- _DOCUMENT EXTRACT_
Begin

Re: [PATCH 0/9] Allow sparse streams for block devices

Daniel P. Berrangé <berrange@xxxxxxxxxx> · Fri, 3 Jul 2020 12:53:32 +0100

On Fri, Jul 03, 2020 at 01:50:22PM +0200, Michal Privoznik wrote:
> On 7/3/20 1:34 PM, Daniel P. Berrangé wrote:
> > On Fri, Jul 03, 2020 at 12:28:41PM +0200, Michal Privoznik wrote:
> > > The way our sparse streams are implemented is:
> > > 
> > > 1) user facing APIs (virStreamSparseRecvAll() and virStreamSparseSendAll()) take
> > >     callbacks as arguments. These callbacks read/write data or determine if there
> > >     is a hole in the underlying file and big it is.
> > > 
> > > 2) libvirtd has something similar - virFDStream, except here the functions for
> > >     read/write of data and hole handling are called directly.
> > > 
> > > Sparse streams were originally implemented for regular files only => both ends
> > > of stream has to be regular files. This limitation exists because the callbacks
> > > from 1) (implemented in virsh for vol-download/vol-upload commands) and also
> > > from 2) (which is basically the same code) uses lseek(..., SEEK_DATA) and/or
> > > lseek(..., SEEK_HOLE) to get map of allocated file blocks. They also take a
> > > shortcut (valid for regular files) - when one side of the stream is asked to
> > > create a hole it merely lseek() + ftruncate(). For regular files this creates a
> > > hole and later, when somebody reads it all they get is zeroes.

End

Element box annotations
Begin

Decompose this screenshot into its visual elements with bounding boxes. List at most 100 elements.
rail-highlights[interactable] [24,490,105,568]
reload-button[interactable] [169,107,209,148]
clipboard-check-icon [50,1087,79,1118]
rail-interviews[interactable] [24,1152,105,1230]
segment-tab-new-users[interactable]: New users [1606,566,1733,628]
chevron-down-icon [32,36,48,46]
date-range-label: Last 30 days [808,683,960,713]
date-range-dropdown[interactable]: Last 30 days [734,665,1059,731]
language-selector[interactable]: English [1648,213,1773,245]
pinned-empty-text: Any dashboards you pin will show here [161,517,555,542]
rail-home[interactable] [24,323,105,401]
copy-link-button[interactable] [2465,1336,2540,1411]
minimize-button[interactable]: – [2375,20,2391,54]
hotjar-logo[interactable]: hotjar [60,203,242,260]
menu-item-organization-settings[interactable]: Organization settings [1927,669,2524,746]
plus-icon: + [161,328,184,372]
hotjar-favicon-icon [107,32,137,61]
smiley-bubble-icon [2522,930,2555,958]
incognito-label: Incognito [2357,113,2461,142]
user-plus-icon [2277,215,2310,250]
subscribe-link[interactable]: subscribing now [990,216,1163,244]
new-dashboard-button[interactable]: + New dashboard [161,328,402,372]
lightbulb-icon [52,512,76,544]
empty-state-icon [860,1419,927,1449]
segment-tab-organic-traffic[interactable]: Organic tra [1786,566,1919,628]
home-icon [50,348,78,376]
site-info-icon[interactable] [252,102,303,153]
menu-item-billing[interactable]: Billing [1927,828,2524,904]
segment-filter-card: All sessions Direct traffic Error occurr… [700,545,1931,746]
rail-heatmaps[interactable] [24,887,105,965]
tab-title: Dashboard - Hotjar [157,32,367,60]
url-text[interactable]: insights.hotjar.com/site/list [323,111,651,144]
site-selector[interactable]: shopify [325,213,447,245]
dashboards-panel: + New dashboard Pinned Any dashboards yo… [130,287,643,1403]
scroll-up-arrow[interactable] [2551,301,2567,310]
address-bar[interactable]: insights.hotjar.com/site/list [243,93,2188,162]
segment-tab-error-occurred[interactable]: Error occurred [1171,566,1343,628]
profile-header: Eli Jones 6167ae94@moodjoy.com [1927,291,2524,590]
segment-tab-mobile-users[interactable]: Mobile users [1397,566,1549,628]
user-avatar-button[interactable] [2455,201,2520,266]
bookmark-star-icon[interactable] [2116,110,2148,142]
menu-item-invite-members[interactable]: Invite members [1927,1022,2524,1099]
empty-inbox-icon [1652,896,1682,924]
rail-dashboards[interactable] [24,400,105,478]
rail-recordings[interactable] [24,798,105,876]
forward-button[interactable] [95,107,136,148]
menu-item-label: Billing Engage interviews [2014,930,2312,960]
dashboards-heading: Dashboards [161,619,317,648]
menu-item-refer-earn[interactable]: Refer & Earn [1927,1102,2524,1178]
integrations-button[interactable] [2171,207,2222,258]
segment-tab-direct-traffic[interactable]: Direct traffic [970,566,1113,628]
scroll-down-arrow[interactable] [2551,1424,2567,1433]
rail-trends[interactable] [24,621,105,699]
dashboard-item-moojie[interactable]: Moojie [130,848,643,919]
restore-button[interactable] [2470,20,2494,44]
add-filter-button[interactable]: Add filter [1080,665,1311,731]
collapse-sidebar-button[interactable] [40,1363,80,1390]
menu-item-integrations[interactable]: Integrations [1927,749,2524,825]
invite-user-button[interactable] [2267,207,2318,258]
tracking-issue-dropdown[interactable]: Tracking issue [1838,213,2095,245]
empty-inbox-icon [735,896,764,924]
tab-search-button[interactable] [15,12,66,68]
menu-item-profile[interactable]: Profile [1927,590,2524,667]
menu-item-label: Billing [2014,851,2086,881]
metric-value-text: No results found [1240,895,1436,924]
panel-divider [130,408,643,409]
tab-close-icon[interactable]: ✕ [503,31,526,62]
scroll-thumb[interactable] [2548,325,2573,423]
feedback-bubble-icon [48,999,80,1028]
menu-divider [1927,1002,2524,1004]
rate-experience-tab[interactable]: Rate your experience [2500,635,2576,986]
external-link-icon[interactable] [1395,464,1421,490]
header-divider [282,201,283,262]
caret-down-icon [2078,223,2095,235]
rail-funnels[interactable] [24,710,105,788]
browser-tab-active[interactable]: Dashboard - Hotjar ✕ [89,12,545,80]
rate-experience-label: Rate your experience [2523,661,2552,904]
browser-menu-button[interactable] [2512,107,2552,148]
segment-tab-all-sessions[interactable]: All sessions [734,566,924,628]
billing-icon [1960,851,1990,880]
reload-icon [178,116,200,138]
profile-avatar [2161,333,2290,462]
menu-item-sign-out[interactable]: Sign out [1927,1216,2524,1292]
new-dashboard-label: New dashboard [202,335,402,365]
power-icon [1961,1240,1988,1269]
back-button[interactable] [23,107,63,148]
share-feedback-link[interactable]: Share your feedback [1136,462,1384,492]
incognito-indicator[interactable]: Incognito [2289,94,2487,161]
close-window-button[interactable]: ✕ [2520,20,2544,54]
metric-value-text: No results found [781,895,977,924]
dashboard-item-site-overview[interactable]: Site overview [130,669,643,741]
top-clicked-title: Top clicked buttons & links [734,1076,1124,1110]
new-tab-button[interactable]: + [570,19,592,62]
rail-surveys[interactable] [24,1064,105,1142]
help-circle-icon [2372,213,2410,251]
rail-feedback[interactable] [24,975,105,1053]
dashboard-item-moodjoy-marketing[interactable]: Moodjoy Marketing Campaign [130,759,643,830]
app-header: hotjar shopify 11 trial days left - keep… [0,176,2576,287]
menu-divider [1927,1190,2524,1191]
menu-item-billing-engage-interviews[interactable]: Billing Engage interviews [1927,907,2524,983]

End

- _PROBLEMS AND TASKS_
1. Translate this sentence from the sparse streams email into Spanish: "For regular files this creates a hole and later, when somebody reads it all they get is zeroes."
2. Continue the email thread about sparse streams for block devices from the point where it stops.
The entries have no connection to the sparse streams email.

- _ANSWERS PER TASK_
1. En los archivos regulares, esto crea un hueco y, más adelante, cuando alguien lo lee, lo único que obtiene son ceros.

2.
> > > 
> > > Neither of these two approaches work for block devices. Block devices have no
> > > notion of data/hole sections [1], nor can they be truncated. What we can do
> > > instead is read data from the block device and check if its full of zeroes. And
> > > for "creating a hole" we just write zeroes of requested size.
> > > 
> > > There is a follow up patch that I am working on: this implementation I'm
> > > posting here has one disadvantage: after some blocks are read from the
> > > block device and they are found to contain data, the whole buffer is
> > > freed only to be read again. For instance, when uploading volume,
> > > virshStreamInData() is called at the beginning to check if the file
> > > containing data to upload doesn't start with a hole. If the file is a
> > > block device, then virFileInDataDetectZeroes() is called which reads
> > > 1MiB from it, finds (say) data and throws the buffer away. Then
> > > virshStreamSource() is called, which reads the 1MiB buffer again.
> > > The patch is still under development though.
> > 
> > Was there a particular user/app feature request for this support ?
> 
> Yes, see BZ linked in 9/9.
> 
> https://bugzilla.redhat.com/show_bug.cgi?id=1852528
> 
> Apparently, VDSM uses streams to copy volumes around.

Ah I see. We might want to ask them if they would find it useful if we
added an NBD alternative.

> > I'm wondering about the likely use case, because if I was starting
> > over from scratch I'd never implement stream support for storage
> > volumes. Instead I would add APIs for starting/stopping a qemu-nbd
> > server attached to the volume. Probably don't even need a start/
> > stop pair, could just run in single client mode where we pass back
> > an opened client FD, and have qemu-nbd exit when this is closed.
> > 
> > Depending on the user requesting sparse support for blockdevs it
> > may still make sense to provide them an NBD solution, especially
> > if they're likely to have followup feature requests already handled
> > by NBD.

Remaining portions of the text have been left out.